What you need to do
Determine how many lines of the data below contain "Euro", then give only that number.

Supplied data

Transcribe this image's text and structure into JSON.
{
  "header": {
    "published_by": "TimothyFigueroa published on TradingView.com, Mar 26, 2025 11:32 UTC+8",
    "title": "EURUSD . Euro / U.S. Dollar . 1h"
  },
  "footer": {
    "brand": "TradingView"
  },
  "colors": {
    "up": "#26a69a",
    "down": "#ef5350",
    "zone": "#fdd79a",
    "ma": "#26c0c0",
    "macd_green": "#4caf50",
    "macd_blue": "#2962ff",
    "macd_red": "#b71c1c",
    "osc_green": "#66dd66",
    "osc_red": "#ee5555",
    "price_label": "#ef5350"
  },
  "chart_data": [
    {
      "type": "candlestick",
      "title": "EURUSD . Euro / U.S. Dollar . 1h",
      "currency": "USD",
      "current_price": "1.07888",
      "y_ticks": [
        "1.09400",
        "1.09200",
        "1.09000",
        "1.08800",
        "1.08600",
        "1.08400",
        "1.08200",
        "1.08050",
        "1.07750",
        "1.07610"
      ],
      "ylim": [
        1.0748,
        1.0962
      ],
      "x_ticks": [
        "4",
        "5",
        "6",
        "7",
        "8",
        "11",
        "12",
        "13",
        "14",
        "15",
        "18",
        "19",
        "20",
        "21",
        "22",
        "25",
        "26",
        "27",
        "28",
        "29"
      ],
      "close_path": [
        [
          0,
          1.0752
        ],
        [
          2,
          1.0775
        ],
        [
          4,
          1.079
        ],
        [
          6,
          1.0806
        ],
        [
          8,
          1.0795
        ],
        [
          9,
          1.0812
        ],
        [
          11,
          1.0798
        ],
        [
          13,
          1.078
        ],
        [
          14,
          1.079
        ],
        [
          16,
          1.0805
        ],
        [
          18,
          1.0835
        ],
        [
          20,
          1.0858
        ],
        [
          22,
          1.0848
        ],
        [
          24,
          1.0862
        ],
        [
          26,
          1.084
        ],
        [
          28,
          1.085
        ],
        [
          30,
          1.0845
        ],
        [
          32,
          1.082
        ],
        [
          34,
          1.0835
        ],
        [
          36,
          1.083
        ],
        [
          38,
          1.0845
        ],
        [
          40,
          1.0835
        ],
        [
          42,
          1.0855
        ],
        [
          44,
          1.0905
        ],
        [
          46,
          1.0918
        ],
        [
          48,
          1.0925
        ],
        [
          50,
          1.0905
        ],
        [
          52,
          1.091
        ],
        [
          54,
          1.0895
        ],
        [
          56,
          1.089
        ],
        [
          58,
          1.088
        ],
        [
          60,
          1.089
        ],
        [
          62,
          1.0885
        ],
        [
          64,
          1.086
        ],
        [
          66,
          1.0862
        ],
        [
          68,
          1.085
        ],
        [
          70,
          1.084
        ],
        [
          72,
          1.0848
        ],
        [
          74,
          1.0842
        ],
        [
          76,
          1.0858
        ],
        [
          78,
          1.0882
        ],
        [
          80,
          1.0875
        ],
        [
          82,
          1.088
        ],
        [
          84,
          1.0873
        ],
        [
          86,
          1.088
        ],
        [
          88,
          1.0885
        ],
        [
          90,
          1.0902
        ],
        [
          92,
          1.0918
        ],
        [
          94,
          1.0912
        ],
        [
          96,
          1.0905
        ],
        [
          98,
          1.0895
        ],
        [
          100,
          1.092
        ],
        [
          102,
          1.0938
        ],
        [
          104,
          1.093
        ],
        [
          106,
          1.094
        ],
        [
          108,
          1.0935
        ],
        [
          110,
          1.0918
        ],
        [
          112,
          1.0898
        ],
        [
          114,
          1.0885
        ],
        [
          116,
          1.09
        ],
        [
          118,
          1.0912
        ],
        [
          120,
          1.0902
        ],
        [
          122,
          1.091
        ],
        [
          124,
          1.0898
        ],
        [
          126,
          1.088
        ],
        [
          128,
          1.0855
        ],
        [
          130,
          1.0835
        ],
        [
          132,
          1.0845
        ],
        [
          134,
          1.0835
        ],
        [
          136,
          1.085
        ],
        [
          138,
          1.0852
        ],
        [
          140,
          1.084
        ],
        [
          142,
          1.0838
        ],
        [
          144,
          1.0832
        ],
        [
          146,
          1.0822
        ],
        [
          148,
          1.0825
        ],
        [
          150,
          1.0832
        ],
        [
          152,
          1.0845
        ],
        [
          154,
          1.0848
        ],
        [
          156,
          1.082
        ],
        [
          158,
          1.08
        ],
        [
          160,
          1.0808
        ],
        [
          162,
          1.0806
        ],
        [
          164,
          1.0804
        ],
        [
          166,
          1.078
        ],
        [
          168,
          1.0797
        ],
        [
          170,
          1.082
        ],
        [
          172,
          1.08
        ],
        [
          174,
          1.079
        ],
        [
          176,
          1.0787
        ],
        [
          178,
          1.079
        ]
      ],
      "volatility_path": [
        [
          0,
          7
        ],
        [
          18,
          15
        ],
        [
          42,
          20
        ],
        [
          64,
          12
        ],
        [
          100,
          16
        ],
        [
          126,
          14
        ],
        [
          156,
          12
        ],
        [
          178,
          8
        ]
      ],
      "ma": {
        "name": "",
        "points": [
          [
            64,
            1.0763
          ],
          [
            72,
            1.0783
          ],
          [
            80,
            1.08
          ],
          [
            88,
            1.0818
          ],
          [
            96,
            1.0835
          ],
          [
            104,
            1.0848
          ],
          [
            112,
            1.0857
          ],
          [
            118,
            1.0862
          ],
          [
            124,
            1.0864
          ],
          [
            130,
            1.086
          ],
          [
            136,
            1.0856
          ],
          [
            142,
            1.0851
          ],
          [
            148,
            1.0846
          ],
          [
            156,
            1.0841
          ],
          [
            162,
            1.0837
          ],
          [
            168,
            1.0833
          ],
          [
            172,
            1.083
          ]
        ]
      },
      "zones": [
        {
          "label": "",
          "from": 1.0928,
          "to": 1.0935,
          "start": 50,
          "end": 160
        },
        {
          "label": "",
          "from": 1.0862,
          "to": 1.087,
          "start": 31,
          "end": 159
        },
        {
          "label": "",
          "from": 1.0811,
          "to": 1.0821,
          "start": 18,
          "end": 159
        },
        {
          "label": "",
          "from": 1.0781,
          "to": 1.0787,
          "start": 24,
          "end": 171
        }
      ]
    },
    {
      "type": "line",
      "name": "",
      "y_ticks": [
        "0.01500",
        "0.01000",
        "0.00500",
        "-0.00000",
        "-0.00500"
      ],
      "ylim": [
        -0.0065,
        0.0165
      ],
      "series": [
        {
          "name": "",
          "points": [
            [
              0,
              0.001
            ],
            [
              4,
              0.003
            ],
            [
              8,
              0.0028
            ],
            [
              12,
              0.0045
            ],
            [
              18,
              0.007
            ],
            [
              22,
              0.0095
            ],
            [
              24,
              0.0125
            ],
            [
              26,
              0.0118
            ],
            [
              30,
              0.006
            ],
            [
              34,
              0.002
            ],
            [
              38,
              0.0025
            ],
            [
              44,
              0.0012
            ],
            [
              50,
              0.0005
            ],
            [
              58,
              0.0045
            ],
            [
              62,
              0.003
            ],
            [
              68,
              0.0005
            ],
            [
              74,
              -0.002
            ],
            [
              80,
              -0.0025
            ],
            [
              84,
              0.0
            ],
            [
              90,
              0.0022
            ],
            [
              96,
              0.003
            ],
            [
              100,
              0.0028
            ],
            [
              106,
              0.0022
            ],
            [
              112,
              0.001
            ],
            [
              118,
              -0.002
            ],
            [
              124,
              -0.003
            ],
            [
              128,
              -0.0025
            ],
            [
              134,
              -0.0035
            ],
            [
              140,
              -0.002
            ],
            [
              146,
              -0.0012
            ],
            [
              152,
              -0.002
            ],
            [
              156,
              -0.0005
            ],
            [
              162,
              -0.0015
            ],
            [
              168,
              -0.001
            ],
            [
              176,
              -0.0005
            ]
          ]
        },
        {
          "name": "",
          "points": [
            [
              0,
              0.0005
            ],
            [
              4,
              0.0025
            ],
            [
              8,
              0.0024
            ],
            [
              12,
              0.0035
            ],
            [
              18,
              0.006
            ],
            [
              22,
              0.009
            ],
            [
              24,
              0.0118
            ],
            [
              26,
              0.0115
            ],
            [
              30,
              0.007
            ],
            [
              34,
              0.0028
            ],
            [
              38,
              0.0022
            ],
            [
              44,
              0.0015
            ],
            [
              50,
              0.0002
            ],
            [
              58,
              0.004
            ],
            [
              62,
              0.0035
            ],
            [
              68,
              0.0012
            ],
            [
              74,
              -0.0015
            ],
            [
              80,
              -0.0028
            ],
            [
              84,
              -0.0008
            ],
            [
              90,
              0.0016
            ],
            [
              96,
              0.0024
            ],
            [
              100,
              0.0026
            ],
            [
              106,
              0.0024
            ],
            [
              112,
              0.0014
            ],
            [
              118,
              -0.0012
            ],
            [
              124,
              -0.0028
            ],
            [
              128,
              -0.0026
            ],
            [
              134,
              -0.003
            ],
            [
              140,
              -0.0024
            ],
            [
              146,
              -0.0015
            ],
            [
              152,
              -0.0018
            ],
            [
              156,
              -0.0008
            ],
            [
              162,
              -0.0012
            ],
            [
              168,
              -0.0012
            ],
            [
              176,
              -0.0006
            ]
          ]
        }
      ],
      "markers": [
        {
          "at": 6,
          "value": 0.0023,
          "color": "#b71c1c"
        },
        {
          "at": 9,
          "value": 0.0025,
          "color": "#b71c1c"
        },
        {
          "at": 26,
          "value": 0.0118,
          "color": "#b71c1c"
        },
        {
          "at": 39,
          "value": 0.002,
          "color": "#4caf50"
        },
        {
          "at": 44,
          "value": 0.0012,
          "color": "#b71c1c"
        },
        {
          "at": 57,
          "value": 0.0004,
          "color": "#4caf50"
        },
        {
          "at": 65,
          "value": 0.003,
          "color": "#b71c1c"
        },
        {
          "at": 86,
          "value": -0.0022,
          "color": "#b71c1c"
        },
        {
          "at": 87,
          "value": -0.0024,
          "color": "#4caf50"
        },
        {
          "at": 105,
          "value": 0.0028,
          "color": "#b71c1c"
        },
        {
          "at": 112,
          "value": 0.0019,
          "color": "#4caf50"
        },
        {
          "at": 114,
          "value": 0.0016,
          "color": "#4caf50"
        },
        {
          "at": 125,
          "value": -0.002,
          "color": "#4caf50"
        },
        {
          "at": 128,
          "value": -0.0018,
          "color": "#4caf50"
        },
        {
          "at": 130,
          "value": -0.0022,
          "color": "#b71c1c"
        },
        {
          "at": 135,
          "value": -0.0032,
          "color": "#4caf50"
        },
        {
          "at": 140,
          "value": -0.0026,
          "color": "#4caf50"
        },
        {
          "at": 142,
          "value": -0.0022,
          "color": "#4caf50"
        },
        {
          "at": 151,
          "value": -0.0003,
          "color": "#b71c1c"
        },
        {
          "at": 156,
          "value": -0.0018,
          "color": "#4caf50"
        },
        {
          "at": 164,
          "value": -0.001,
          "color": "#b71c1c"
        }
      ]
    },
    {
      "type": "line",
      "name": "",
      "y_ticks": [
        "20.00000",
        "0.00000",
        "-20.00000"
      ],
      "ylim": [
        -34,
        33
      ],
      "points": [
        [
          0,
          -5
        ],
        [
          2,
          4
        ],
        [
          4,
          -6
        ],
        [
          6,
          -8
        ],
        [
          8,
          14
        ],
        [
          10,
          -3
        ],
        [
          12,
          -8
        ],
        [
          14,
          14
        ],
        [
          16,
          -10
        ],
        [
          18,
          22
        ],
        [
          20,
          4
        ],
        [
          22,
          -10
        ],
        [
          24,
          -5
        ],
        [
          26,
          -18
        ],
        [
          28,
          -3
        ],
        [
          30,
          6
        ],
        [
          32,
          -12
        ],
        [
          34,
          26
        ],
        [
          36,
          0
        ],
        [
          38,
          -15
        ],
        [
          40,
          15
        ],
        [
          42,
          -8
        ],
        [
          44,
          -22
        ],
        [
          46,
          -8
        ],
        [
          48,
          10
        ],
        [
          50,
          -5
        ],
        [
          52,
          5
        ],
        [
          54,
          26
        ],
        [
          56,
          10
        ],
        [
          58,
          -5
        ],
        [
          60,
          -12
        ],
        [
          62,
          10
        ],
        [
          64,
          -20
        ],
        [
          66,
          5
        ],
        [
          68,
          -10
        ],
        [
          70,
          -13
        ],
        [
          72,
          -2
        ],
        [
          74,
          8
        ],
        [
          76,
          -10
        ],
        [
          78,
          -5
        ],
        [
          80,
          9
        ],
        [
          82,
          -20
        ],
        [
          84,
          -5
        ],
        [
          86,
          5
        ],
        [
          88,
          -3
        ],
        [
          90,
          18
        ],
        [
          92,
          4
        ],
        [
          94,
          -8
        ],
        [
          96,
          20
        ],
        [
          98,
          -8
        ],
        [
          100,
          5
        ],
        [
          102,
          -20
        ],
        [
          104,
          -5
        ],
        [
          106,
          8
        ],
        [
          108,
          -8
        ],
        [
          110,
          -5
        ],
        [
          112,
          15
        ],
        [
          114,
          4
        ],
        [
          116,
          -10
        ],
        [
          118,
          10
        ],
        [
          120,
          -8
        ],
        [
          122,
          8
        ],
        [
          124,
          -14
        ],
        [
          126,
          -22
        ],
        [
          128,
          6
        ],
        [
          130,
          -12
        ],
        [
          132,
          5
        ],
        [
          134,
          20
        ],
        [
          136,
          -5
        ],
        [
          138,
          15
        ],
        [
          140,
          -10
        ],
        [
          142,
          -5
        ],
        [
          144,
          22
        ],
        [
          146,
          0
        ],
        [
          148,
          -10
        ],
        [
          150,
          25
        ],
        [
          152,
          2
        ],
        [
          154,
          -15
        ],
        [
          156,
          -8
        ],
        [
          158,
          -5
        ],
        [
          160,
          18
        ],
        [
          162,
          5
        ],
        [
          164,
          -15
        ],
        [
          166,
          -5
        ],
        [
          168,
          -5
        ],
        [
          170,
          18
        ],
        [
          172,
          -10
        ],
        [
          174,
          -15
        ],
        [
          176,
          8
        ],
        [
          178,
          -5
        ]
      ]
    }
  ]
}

Complete output
2